*GOAL OF THE EXERCISE:* Edit the entries below by replacing "tree-item" with "folder-node" wherever it occurs, and keep all other text unchanged.

*DATA FOR THE TASK:*
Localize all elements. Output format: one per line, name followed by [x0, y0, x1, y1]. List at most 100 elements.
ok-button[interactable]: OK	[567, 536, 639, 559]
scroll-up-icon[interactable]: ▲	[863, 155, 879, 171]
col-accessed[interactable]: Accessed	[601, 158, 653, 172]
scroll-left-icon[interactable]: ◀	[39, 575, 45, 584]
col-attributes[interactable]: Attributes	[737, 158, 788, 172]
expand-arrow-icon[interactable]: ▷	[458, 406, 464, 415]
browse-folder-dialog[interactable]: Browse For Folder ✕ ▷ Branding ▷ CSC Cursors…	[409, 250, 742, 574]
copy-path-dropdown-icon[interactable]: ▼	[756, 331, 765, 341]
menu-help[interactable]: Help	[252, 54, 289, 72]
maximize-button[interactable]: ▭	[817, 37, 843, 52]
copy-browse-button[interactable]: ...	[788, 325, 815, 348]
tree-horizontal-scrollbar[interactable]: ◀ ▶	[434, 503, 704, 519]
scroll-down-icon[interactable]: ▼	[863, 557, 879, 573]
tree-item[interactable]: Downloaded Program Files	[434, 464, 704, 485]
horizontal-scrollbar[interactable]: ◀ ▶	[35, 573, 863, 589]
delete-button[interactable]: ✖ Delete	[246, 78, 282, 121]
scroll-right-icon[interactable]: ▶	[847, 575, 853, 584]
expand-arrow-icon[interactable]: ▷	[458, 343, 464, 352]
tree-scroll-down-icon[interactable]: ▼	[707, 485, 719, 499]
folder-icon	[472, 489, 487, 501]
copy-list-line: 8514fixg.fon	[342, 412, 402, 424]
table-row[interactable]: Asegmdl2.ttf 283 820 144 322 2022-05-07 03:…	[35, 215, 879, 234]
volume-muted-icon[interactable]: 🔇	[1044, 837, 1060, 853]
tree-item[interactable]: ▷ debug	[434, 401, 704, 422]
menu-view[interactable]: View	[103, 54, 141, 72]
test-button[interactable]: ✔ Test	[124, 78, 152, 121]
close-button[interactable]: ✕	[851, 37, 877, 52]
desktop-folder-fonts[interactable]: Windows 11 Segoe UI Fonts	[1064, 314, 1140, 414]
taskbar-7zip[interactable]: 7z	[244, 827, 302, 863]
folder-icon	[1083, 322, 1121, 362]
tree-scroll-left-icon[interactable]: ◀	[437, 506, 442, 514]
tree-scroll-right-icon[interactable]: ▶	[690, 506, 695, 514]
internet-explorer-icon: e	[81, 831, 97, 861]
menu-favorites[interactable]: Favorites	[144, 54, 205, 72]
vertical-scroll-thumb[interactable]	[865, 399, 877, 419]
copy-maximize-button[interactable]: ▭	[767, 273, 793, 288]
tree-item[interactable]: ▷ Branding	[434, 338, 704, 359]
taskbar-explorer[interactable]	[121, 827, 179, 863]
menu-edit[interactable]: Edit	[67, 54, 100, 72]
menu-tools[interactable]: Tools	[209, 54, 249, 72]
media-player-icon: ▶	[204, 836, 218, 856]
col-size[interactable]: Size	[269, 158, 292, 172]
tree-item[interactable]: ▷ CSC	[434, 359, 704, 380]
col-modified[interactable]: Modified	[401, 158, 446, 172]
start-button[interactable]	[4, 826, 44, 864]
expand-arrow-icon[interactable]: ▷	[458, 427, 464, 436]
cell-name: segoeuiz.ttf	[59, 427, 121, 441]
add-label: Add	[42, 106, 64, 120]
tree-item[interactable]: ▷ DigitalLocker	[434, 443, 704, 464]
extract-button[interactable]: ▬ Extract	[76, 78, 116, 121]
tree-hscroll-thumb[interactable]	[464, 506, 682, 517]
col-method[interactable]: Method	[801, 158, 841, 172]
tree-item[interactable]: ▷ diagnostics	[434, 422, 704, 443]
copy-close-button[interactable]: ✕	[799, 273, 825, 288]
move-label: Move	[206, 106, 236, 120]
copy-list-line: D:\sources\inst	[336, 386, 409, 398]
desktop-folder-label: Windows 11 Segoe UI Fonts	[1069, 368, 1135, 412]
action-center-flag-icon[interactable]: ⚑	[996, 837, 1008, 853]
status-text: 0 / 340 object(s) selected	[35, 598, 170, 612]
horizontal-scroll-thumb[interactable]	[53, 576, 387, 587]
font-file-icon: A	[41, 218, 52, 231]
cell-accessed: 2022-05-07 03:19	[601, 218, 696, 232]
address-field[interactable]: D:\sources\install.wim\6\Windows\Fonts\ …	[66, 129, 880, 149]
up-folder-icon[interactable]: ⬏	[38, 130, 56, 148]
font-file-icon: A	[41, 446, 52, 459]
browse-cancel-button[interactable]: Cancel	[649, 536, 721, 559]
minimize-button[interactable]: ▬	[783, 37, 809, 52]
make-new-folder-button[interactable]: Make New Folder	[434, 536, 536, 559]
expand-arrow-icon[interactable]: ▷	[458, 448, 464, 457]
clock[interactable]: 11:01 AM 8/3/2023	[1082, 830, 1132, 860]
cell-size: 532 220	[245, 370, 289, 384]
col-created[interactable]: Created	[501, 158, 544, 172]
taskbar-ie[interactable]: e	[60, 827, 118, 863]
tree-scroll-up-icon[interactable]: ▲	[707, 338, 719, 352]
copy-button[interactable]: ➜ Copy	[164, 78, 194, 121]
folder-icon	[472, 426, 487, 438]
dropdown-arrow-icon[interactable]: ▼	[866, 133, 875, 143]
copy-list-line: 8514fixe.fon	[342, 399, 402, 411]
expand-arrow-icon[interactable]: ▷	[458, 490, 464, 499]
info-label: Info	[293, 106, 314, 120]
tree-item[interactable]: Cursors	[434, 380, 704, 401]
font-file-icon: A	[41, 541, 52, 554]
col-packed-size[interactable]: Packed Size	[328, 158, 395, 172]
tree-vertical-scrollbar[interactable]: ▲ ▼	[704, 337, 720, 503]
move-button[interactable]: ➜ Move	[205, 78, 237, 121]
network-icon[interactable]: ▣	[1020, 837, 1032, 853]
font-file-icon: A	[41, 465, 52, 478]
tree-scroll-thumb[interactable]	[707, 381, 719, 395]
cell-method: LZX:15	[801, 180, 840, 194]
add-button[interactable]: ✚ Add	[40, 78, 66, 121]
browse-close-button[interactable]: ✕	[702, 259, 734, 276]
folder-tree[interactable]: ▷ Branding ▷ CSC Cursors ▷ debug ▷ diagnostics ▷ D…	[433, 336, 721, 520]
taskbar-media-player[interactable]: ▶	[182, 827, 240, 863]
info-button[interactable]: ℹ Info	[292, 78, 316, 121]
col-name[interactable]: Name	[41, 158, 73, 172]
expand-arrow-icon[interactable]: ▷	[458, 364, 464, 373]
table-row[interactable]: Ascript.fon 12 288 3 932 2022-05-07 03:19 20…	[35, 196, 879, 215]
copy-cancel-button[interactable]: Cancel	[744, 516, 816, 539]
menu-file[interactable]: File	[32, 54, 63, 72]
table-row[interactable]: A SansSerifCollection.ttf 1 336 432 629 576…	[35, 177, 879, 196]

*THE COMPLETED TASK:*
Localize all elements. Output format: one per line, name followed by [x0, y0, x1, y1]. List at most 100 elements.
ok-button[interactable]: OK	[567, 536, 639, 559]
scroll-up-icon[interactable]: ▲	[863, 155, 879, 171]
col-accessed[interactable]: Accessed	[601, 158, 653, 172]
scroll-left-icon[interactable]: ◀	[39, 575, 45, 584]
col-attributes[interactable]: Attributes	[737, 158, 788, 172]
expand-arrow-icon[interactable]: ▷	[458, 406, 464, 415]
browse-folder-dialog[interactable]: Browse For Folder ✕ ▷ Branding ▷ CSC Cursors…	[409, 250, 742, 574]
copy-path-dropdown-icon[interactable]: ▼	[756, 331, 765, 341]
menu-help[interactable]: Help	[252, 54, 289, 72]
maximize-button[interactable]: ▭	[817, 37, 843, 52]
copy-browse-button[interactable]: ...	[788, 325, 815, 348]
tree-horizontal-scrollbar[interactable]: ◀ ▶	[434, 503, 704, 519]
scroll-down-icon[interactable]: ▼	[863, 557, 879, 573]
folder-node[interactable]: Downloaded Program Files	[434, 464, 704, 485]
horizontal-scrollbar[interactable]: ◀ ▶	[35, 573, 863, 589]
delete-button[interactable]: ✖ Delete	[246, 78, 282, 121]
scroll-right-icon[interactable]: ▶	[847, 575, 853, 584]
expand-arrow-icon[interactable]: ▷	[458, 343, 464, 352]
tree-scroll-down-icon[interactable]: ▼	[707, 485, 719, 499]
folder-icon	[472, 489, 487, 501]
copy-list-line: 8514fixg.fon	[342, 412, 402, 424]
table-row[interactable]: Asegmdl2.ttf 283 820 144 322 2022-05-07 03:…	[35, 215, 879, 234]
volume-muted-icon[interactable]: 🔇	[1044, 837, 1060, 853]
folder-node[interactable]: ▷ debug	[434, 401, 704, 422]
menu-view[interactable]: View	[103, 54, 141, 72]
test-button[interactable]: ✔ Test	[124, 78, 152, 121]
close-button[interactable]: ✕	[851, 37, 877, 52]
desktop-folder-fonts[interactable]: Windows 11 Segoe UI Fonts	[1064, 314, 1140, 414]
taskbar-7zip[interactable]: 7z	[244, 827, 302, 863]
folder-icon	[1083, 322, 1121, 362]
tree-scroll-left-icon[interactable]: ◀	[437, 506, 442, 514]
tree-scroll-right-icon[interactable]: ▶	[690, 506, 695, 514]
internet-explorer-icon: e	[81, 831, 97, 861]
menu-favorites[interactable]: Favorites	[144, 54, 205, 72]
vertical-scroll-thumb[interactable]	[865, 399, 877, 419]
copy-maximize-button[interactable]: ▭	[767, 273, 793, 288]
folder-node[interactable]: ▷ Branding	[434, 338, 704, 359]
taskbar-explorer[interactable]	[121, 827, 179, 863]
menu-edit[interactable]: Edit	[67, 54, 100, 72]
menu-tools[interactable]: Tools	[209, 54, 249, 72]
media-player-icon: ▶	[204, 836, 218, 856]
col-size[interactable]: Size	[269, 158, 292, 172]
folder-node[interactable]: ▷ CSC	[434, 359, 704, 380]
col-modified[interactable]: Modified	[401, 158, 446, 172]
start-button[interactable]	[4, 826, 44, 864]
expand-arrow-icon[interactable]: ▷	[458, 427, 464, 436]
cell-name: segoeuiz.ttf	[59, 427, 121, 441]
add-label: Add	[42, 106, 64, 120]
folder-node[interactable]: ▷ DigitalLocker	[434, 443, 704, 464]
extract-button[interactable]: ▬ Extract	[76, 78, 116, 121]
tree-hscroll-thumb[interactable]	[464, 506, 682, 517]
col-method[interactable]: Method	[801, 158, 841, 172]
folder-node[interactable]: ▷ diagnostics	[434, 422, 704, 443]
copy-close-button[interactable]: ✕	[799, 273, 825, 288]
move-label: Move	[206, 106, 236, 120]
copy-list-line: D:\sources\inst	[336, 386, 409, 398]
desktop-folder-label: Windows 11 Segoe UI Fonts	[1069, 368, 1135, 412]
action-center-flag-icon[interactable]: ⚑	[996, 837, 1008, 853]
status-text: 0 / 340 object(s) selected	[35, 598, 170, 612]
horizontal-scroll-thumb[interactable]	[53, 576, 387, 587]
font-file-icon: A	[41, 218, 52, 231]
cell-accessed: 2022-05-07 03:19	[601, 218, 696, 232]
address-field[interactable]: D:\sources\install.wim\6\Windows\Fonts\ …	[66, 129, 880, 149]
up-folder-icon[interactable]: ⬏	[38, 130, 56, 148]
font-file-icon: A	[41, 446, 52, 459]
browse-cancel-button[interactable]: Cancel	[649, 536, 721, 559]
minimize-button[interactable]: ▬	[783, 37, 809, 52]
make-new-folder-button[interactable]: Make New Folder	[434, 536, 536, 559]
expand-arrow-icon[interactable]: ▷	[458, 448, 464, 457]
clock[interactable]: 11:01 AM 8/3/2023	[1082, 830, 1132, 860]
cell-size: 532 220	[245, 370, 289, 384]
col-created[interactable]: Created	[501, 158, 544, 172]
taskbar-ie[interactable]: e	[60, 827, 118, 863]
tree-scroll-up-icon[interactable]: ▲	[707, 338, 719, 352]
copy-button[interactable]: ➜ Copy	[164, 78, 194, 121]
folder-icon	[472, 426, 487, 438]
dropdown-arrow-icon[interactable]: ▼	[866, 133, 875, 143]
copy-list-line: 8514fixe.fon	[342, 399, 402, 411]
expand-arrow-icon[interactable]: ▷	[458, 490, 464, 499]
info-label: Info	[293, 106, 314, 120]
folder-node[interactable]: Cursors	[434, 380, 704, 401]
font-file-icon: A	[41, 541, 52, 554]
col-packed-size[interactable]: Packed Size	[328, 158, 395, 172]
tree-vertical-scrollbar[interactable]: ▲ ▼	[704, 337, 720, 503]
move-button[interactable]: ➜ Move	[205, 78, 237, 121]
network-icon[interactable]: ▣	[1020, 837, 1032, 853]
font-file-icon: A	[41, 465, 52, 478]
tree-scroll-thumb[interactable]	[707, 381, 719, 395]
cell-method: LZX:15	[801, 180, 840, 194]
add-button[interactable]: ✚ Add	[40, 78, 66, 121]
browse-close-button[interactable]: ✕	[702, 259, 734, 276]
folder-tree[interactable]: ▷ Branding ▷ CSC Cursors ▷ debug ▷ diagnostics ▷ D…	[433, 336, 721, 520]
taskbar-media-player[interactable]: ▶	[182, 827, 240, 863]
info-button[interactable]: ℹ Info	[292, 78, 316, 121]
col-name[interactable]: Name	[41, 158, 73, 172]
expand-arrow-icon[interactable]: ▷	[458, 364, 464, 373]
table-row[interactable]: Ascript.fon 12 288 3 932 2022-05-07 03:19 20…	[35, 196, 879, 215]
copy-cancel-button[interactable]: Cancel	[744, 516, 816, 539]
menu-file[interactable]: File	[32, 54, 63, 72]
table-row[interactable]: A SansSerifCollection.ttf 1 336 432 629 576…	[35, 177, 879, 196]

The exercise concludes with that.